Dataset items
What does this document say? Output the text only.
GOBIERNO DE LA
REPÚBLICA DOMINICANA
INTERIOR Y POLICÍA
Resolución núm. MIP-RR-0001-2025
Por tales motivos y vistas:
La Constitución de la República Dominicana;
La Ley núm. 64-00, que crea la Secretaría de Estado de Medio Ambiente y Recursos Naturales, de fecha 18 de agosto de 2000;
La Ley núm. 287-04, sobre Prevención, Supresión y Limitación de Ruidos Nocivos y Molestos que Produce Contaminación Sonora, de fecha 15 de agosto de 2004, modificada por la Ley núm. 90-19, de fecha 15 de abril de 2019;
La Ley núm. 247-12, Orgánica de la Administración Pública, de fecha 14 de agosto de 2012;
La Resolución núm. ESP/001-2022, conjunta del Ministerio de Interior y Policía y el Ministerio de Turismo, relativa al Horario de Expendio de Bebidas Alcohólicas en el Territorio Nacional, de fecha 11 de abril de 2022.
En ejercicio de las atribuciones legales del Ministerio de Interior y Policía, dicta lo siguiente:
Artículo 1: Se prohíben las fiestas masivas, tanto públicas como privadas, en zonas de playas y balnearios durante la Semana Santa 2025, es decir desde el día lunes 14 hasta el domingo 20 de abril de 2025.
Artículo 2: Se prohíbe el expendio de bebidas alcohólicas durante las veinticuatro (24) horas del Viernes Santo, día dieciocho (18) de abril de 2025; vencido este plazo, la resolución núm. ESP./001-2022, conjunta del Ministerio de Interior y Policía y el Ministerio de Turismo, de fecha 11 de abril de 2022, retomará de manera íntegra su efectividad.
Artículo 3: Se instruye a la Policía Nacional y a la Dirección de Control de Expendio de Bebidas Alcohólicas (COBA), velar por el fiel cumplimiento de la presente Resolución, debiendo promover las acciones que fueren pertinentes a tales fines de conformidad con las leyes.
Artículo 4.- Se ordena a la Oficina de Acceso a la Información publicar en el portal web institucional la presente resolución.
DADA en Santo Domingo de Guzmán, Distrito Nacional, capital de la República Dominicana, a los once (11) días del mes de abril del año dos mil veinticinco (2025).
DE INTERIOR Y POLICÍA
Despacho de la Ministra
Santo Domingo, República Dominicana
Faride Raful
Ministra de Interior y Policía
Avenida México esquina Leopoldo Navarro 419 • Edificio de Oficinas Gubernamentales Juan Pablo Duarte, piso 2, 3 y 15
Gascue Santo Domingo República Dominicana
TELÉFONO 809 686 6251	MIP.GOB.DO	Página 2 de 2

-- What is being asked --
Output the lines above verbatim and in full.

-- Output for this exercise --
What does this document say? Output the text only.
GOBIERNO DE LA
REPÚBLICA DOMINICANA
INTERIOR Y POLICÍA
Resolución núm. MIP-RR-0001-2025
Por tales motivos y vistas:
La Constitución de la República Dominicana;
La Ley núm. 64-00, que crea la Secretaría de Estado de Medio Ambiente y Recursos Naturales, de fecha 18 de agosto de 2000;
La Ley núm. 287-04, sobre Prevención, Supresión y Limitación de Ruidos Nocivos y Molestos que Produce Contaminación Sonora, de fecha 15 de agosto de 2004, modificada por la Ley núm. 90-19, de fecha 15 de abril de 2019;
La Ley núm. 247-12, Orgánica de la Administración Pública, de fecha 14 de agosto de 2012;
La Resolución núm. ESP/001-2022, conjunta del Ministerio de Interior y Policía y el Ministerio de Turismo, relativa al Horario de Expendio de Bebidas Alcohólicas en el Territorio Nacional, de fecha 11 de abril de 2022.
En ejercicio de las atribuciones legales del Ministerio de Interior y Policía, dicta lo siguiente:
Artículo 1: Se prohíben las fiestas masivas, tanto públicas como privadas, en zonas de playas y balnearios durante la Semana Santa 2025, es decir desde el día lunes 14 hasta el domingo 20 de abril de 2025.
Artículo 2: Se prohíbe el expendio de bebidas alcohólicas durante las veinticuatro (24) horas del Viernes Santo, día dieciocho (18) de abril de 2025; vencido este plazo, la resolución núm. ESP./001-2022, conjunta del Ministerio de Interior y Policía y el Ministerio de Turismo, de fecha 11 de abril de 2022, retomará de manera íntegra su efectividad.
Artículo 3: Se instruye a la Policía Nacional y a la Dirección de Control de Expendio de Bebidas Alcohólicas (COBA), velar por el fiel cumplimiento de la presente Resolución, debiendo promover las acciones que fueren pertinentes a tales fines de conformidad con las leyes.
Artículo 4.- Se ordena a la Oficina de Acceso a la Información publicar en el portal web institucional la presente resolución.
DADA en Santo Domingo de Guzmán, Distrito Nacional, capital de la República Dominicana, a los once (11) días del mes de abril del año dos mil veinticinco (2025).
DE INTERIOR Y POLICÍA
Despacho de la Ministra
Santo Domingo, República Dominicana
Faride Raful
Ministra de Interior y Policía
Avenida México esquina Leopoldo Navarro 419 • Edificio de Oficinas Gubernamentales Juan Pablo Duarte, piso 2, 3 y 15
Gascue Santo Domingo República Dominicana
TELÉFONO 809 686 6251	MIP.GOB.DO	Página 2 de 2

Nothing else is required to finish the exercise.